■ **Exercise**
Can you transcribe every entry word for word, skipping the images?

____________

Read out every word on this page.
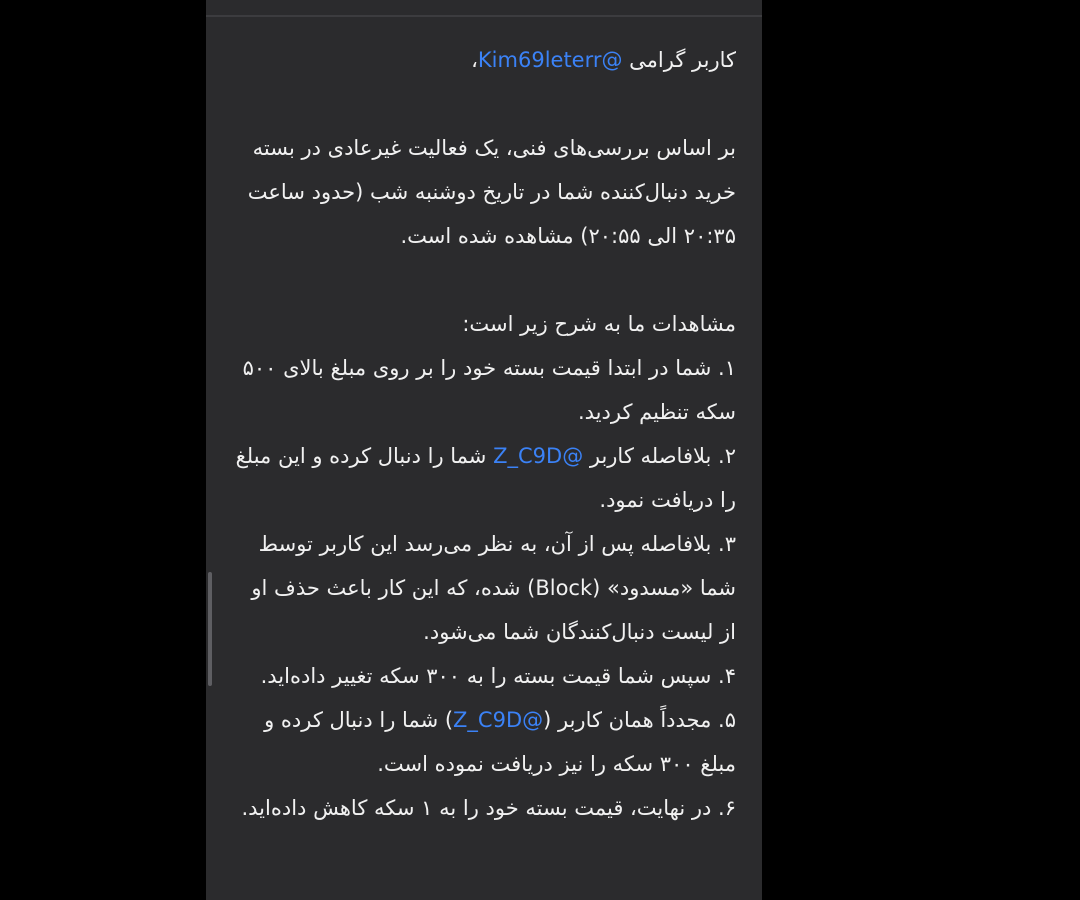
کاربر گرامی @Kim69leterr،

بر اساس بررسی‌های فنی، یک فعالیت غیرعادی در بسته خرید دنبال‌کننده شما در تاریخ دوشنبه شب (حدود ساعت ۲۰:۳۵ الی ۲۰:۵۵) مشاهده شده است.

مشاهدات ما به شرح زیر است:

۱. شما در ابتدا قیمت بسته خود را بر روی مبلغ بالای ۵۰۰ سکه تنظیم کردید.

۲. بلافاصله کاربر @Z_C9D شما را دنبال کرده و این مبلغ را دریافت نمود.

۳. بلافاصله پس از آن، به نظر می‌رسد این کاربر توسط شما «مسدود» (Block) شده، که این کار باعث حذف او از لیست دنبال‌کنندگان شما می‌شود.

۴. سپس شما قیمت بسته را به ۳۰۰ سکه تغییر داده‌اید.

۵. مجدداً همان کاربر (@Z_C9D) شما را دنبال کرده و مبلغ ۳۰۰ سکه را نیز دریافت نموده است.

۶. در نهایت، قیمت بسته خود را به ۱ سکه کاهش داده‌اید.
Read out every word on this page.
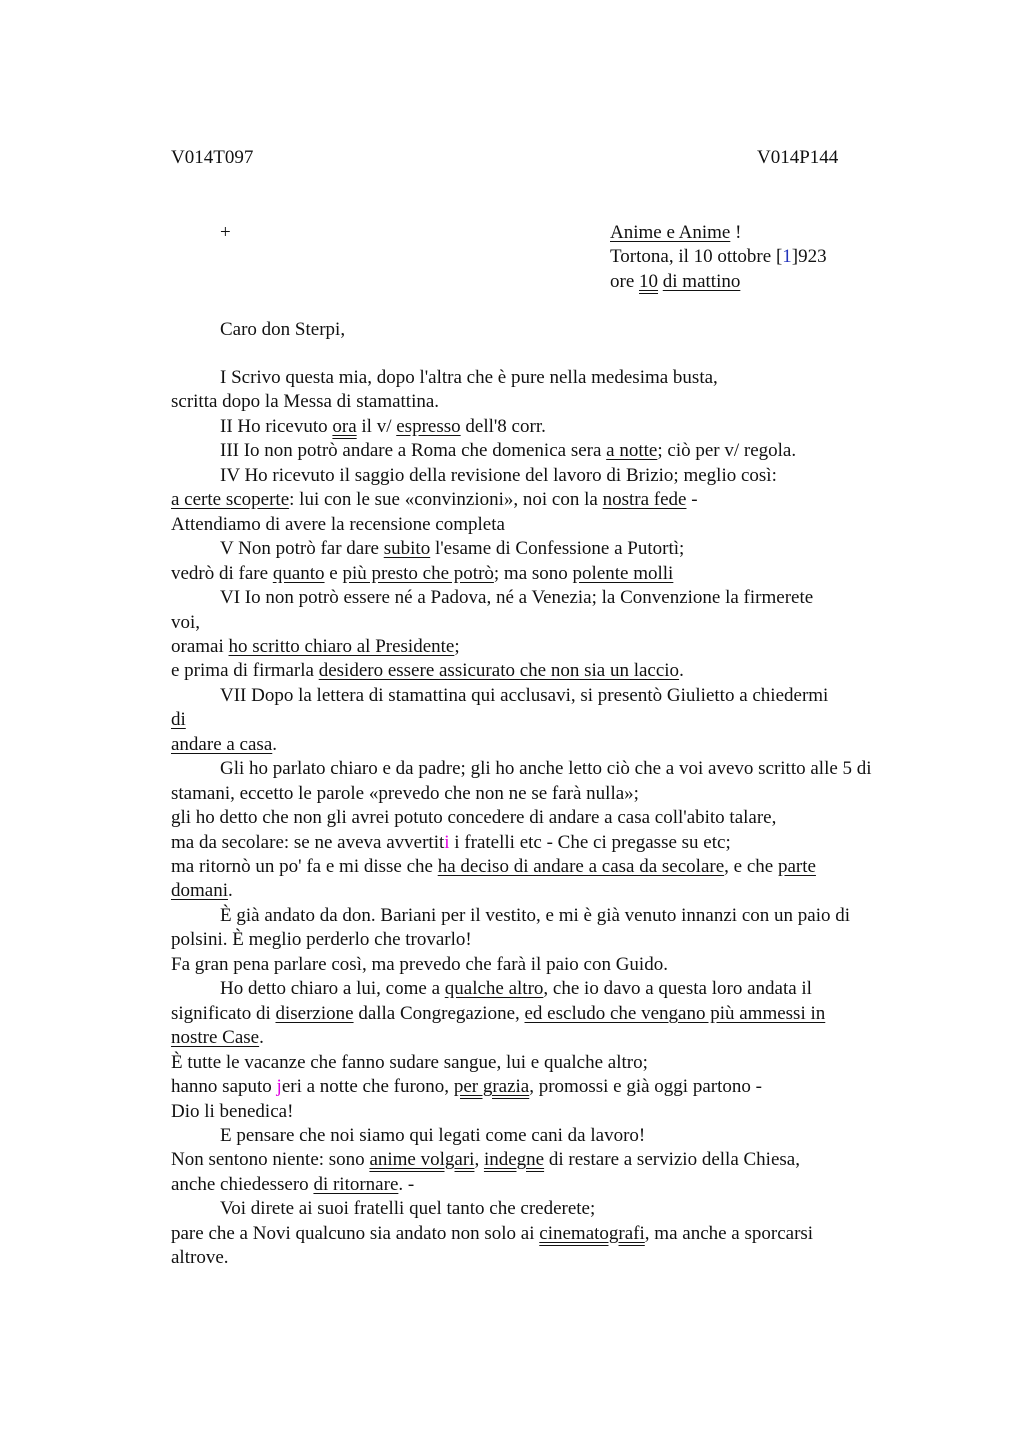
V014T097	V014P144
+	Anime e Anime !
Tortona, il 10 ottobre [1]923
ore 10 di mattino
Caro don Sterpi,
I Scrivo questa mia, dopo l'altra che è pure nella medesima busta,
scritta dopo la Messa di stamattina.
II Ho ricevuto ora il v/ espresso dell'8 corr.
III Io non potrò andare a Roma che domenica sera a notte; ciò per v/ regola.
IV Ho ricevuto il saggio della revisione del lavoro di Brizio; meglio così:
a certe scoperte: lui con le sue «convinzioni», noi con la nostra fede -
Attendiamo di avere la recensione completa
V Non potrò far dare subito l'esame di Confessione a Putortì;
vedrò di fare quanto e più presto che potrò; ma sono polente molli
VI Io non potrò essere né a Padova, né a Venezia; la Convenzione la firmerete
voi,
oramai ho scritto chiaro al Presidente;
e prima di firmarla desidero essere assicurato che non sia un laccio.
VII Dopo la lettera di stamattina qui acclusavi, si presentò Giulietto a chiedermi
di
andare a casa.
Gli ho parlato chiaro e da padre; gli ho anche letto ciò che a voi avevo scritto alle 5 di
stamani, eccetto le parole «prevedo che non ne se farà nulla»;
gli ho detto che non gli avrei potuto concedere di andare a casa coll'abito talare,
ma da secolare: se ne aveva avvertiti i fratelli etc - Che ci pregasse su etc;
ma ritornò un po' fa e mi disse che ha deciso di andare a casa da secolare, e che parte
domani.
È già andato da don. Bariani per il vestito, e mi è già venuto innanzi con un paio di
polsini. È meglio perderlo che trovarlo!
Fa gran pena parlare così, ma prevedo che farà il paio con Guido.
Ho detto chiaro a lui, come a qualche altro, che io davo a questa loro andata il
significato di diserzione dalla Congregazione, ed escludo che vengano più ammessi in
nostre Case.
È tutte le vacanze che fanno sudare sangue, lui e qualche altro;
hanno saputo jeri a notte che furono, per grazia, promossi e già oggi partono -
Dio li benedica!
E pensare che noi siamo qui legati come cani da lavoro!
Non sentono niente: sono anime volgari, indegne di restare a servizio della Chiesa,
anche chiedessero di ritornare. -
Voi direte ai suoi fratelli quel tanto che crederete;
pare che a Novi qualcuno sia andato non solo ai cinematografi, ma anche a sporcarsi
altrove.
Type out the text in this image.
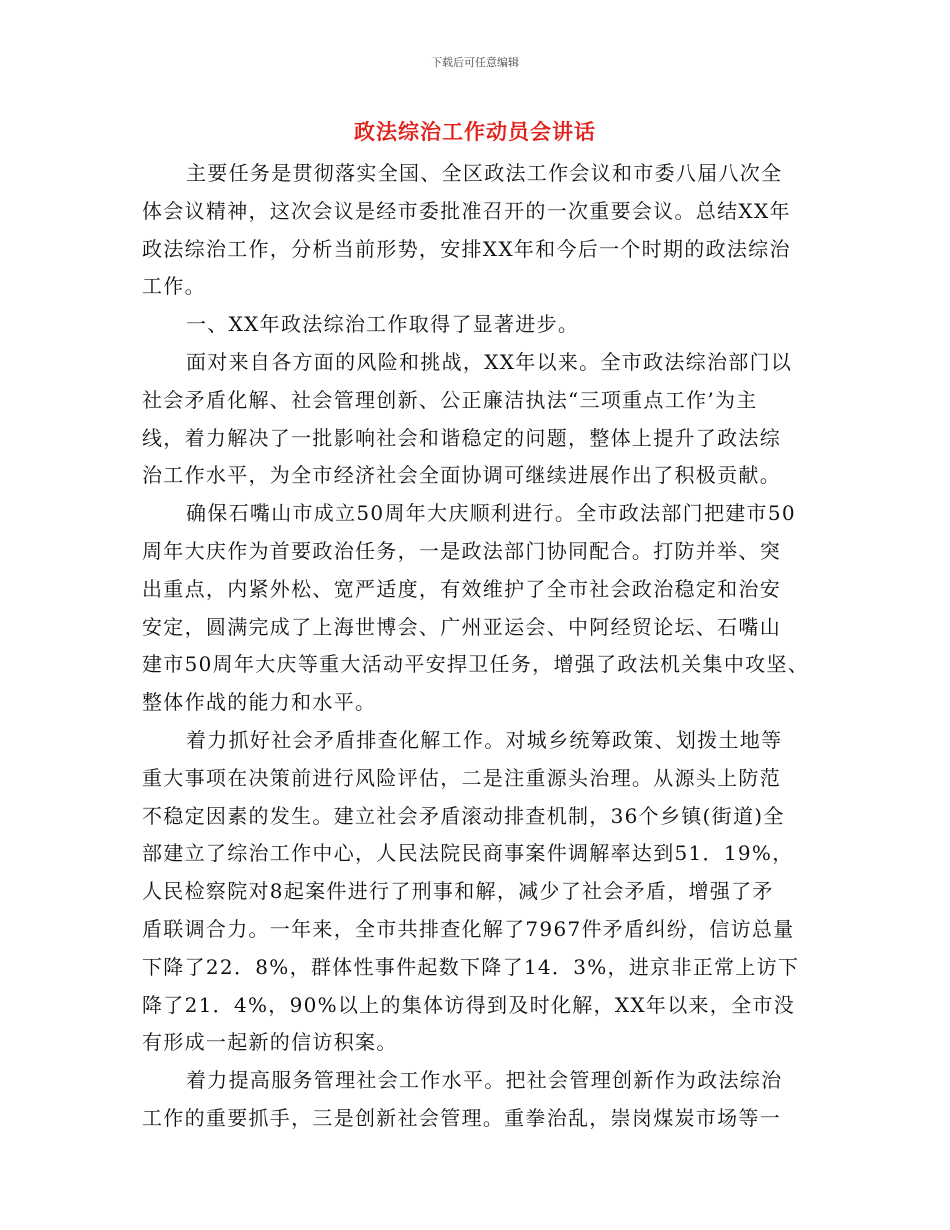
下载后可任意编辑
政法综治工作动员会讲话
主要任务是贯彻落实全国、全区政法工作会议和市委八届八次全
体会议精神，这次会议是经市委批准召开的一次重要会议。总结XX年
政法综治工作，分析当前形势，安排XX年和今后一个时期的政法综治
工作。
一、XX年政法综治工作取得了显著进步。
面对来自各方面的风险和挑战，XX年以来。全市政法综治部门以
社会矛盾化解、社会管理创新、公正廉洁执法“三项重点工作’为主
线，着力解决了一批影响社会和谐稳定的问题，整体上提升了政法综
治工作水平，为全市经济社会全面协调可继续进展作出了积极贡献。
确保石嘴山市成立50周年大庆顺利进行。全市政法部门把建市50
周年大庆作为首要政治任务，一是政法部门协同配合。打防并举、突
出重点，内紧外松、宽严适度，有效维护了全市社会政治稳定和治安
安定，圆满完成了上海世博会、广州亚运会、中阿经贸论坛、石嘴山
建市50周年大庆等重大活动平安捍卫任务，增强了政法机关集中攻坚、
整体作战的能力和水平。
着力抓好社会矛盾排查化解工作。对城乡统筹政策、划拨土地等
重大事项在决策前进行风险评估，二是注重源头治理。从源头上防范
不稳定因素的发生。建立社会矛盾滚动排查机制，36个乡镇(街道)全
部建立了综治工作中心，人民法院民商事案件调解率达到51．19%，
人民检察院对8起案件进行了刑事和解，减少了社会矛盾，增强了矛
盾联调合力。一年来，全市共排查化解了7967件矛盾纠纷，信访总量
下降了22．8%，群体性事件起数下降了14．3%，进京非正常上访下
降了21．4%，90%以上的集体访得到及时化解，XX年以来，全市没
有形成一起新的信访积案。
着力提高服务管理社会工作水平。把社会管理创新作为政法综治
工作的重要抓手，三是创新社会管理。重拳治乱，崇岗煤炭市场等一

____________

■ **Reply to the exercise**
Read out every word on this page.
کاربر گرامی @Kim69leterr،

بر اساس بررسی‌های فنی، یک فعالیت غیرعادی در بسته خرید دنبال‌کننده شما در تاریخ دوشنبه شب (حدود ساعت ۲۰:۳۵ الی ۲۰:۵۵) مشاهده شده است.

مشاهدات ما به شرح زیر است:

۱. شما در ابتدا قیمت بسته خود را بر روی مبلغ بالای ۵۰۰ سکه تنظیم کردید.

۲. بلافاصله کاربر @Z_C9D شما را دنبال کرده و این مبلغ را دریافت نمود.

۳. بلافاصله پس از آن، به نظر می‌رسد این کاربر توسط شما «مسدود» (Block) شده، که این کار باعث حذف او از لیست دنبال‌کنندگان شما می‌شود.

۴. سپس شما قیمت بسته را به ۳۰۰ سکه تغییر داده‌اید.

۵. مجدداً همان کاربر (@Z_C9D) شما را دنبال کرده و مبلغ ۳۰۰ سکه را نیز دریافت نموده است.

۶. در نهایت، قیمت بسته خود را به ۱ سکه کاهش داده‌اید.
Read out every word on this page.
V014T097	V014P144
+	Anime e Anime !
Tortona, il 10 ottobre [1]923
ore 10 di mattino
Caro don Sterpi,
I Scrivo questa mia, dopo l'altra che è pure nella medesima busta,
scritta dopo la Messa di stamattina.
II Ho ricevuto ora il v/ espresso dell'8 corr.
III Io non potrò andare a Roma che domenica sera a notte; ciò per v/ regola.
IV Ho ricevuto il saggio della revisione del lavoro di Brizio; meglio così:
a certe scoperte: lui con le sue «convinzioni», noi con la nostra fede -
Attendiamo di avere la recensione completa
V Non potrò far dare subito l'esame di Confessione a Putortì;
vedrò di fare quanto e più presto che potrò; ma sono polente molli
VI Io non potrò essere né a Padova, né a Venezia; la Convenzione la firmerete
voi,
oramai ho scritto chiaro al Presidente;
e prima di firmarla desidero essere assicurato che non sia un laccio.
VII Dopo la lettera di stamattina qui acclusavi, si presentò Giulietto a chiedermi
di
andare a casa.
Gli ho parlato chiaro e da padre; gli ho anche letto ciò che a voi avevo scritto alle 5 di
stamani, eccetto le parole «prevedo che non ne se farà nulla»;
gli ho detto che non gli avrei potuto concedere di andare a casa coll'abito talare,
ma da secolare: se ne aveva avvertiti i fratelli etc - Che ci pregasse su etc;
ma ritornò un po' fa e mi disse che ha deciso di andare a casa da secolare, e che parte
domani.
È già andato da don. Bariani per il vestito, e mi è già venuto innanzi con un paio di
polsini. È meglio perderlo che trovarlo!
Fa gran pena parlare così, ma prevedo che farà il paio con Guido.
Ho detto chiaro a lui, come a qualche altro, che io davo a questa loro andata il
significato di diserzione dalla Congregazione, ed escludo che vengano più ammessi in
nostre Case.
È tutte le vacanze che fanno sudare sangue, lui e qualche altro;
hanno saputo jeri a notte che furono, per grazia, promossi e già oggi partono -
Dio li benedica!
E pensare che noi siamo qui legati come cani da lavoro!
Non sentono niente: sono anime volgari, indegne di restare a servizio della Chiesa,
anche chiedessero di ritornare. -
Voi direte ai suoi fratelli quel tanto che crederete;
pare che a Novi qualcuno sia andato non solo ai cinematografi, ma anche a sporcarsi
altrove.
Type out the text in this image.
下载后可任意编辑
政法综治工作动员会讲话
主要任务是贯彻落实全国、全区政法工作会议和市委八届八次全
体会议精神，这次会议是经市委批准召开的一次重要会议。总结XX年
政法综治工作，分析当前形势，安排XX年和今后一个时期的政法综治
工作。
一、XX年政法综治工作取得了显著进步。
面对来自各方面的风险和挑战，XX年以来。全市政法综治部门以
社会矛盾化解、社会管理创新、公正廉洁执法“三项重点工作’为主
线，着力解决了一批影响社会和谐稳定的问题，整体上提升了政法综
治工作水平，为全市经济社会全面协调可继续进展作出了积极贡献。
确保石嘴山市成立50周年大庆顺利进行。全市政法部门把建市50
周年大庆作为首要政治任务，一是政法部门协同配合。打防并举、突
出重点，内紧外松、宽严适度，有效维护了全市社会政治稳定和治安
安定，圆满完成了上海世博会、广州亚运会、中阿经贸论坛、石嘴山
建市50周年大庆等重大活动平安捍卫任务，增强了政法机关集中攻坚、
整体作战的能力和水平。
着力抓好社会矛盾排查化解工作。对城乡统筹政策、划拨土地等
重大事项在决策前进行风险评估，二是注重源头治理。从源头上防范
不稳定因素的发生。建立社会矛盾滚动排查机制，36个乡镇(街道)全
部建立了综治工作中心，人民法院民商事案件调解率达到51．19%，
人民检察院对8起案件进行了刑事和解，减少了社会矛盾，增强了矛
盾联调合力。一年来，全市共排查化解了7967件矛盾纠纷，信访总量
下降了22．8%，群体性事件起数下降了14．3%，进京非正常上访下
降了21．4%，90%以上的集体访得到及时化解，XX年以来，全市没
有形成一起新的信访积案。
着力提高服务管理社会工作水平。把社会管理创新作为政法综治
工作的重要抓手，三是创新社会管理。重拳治乱，崇岗煤炭市场等一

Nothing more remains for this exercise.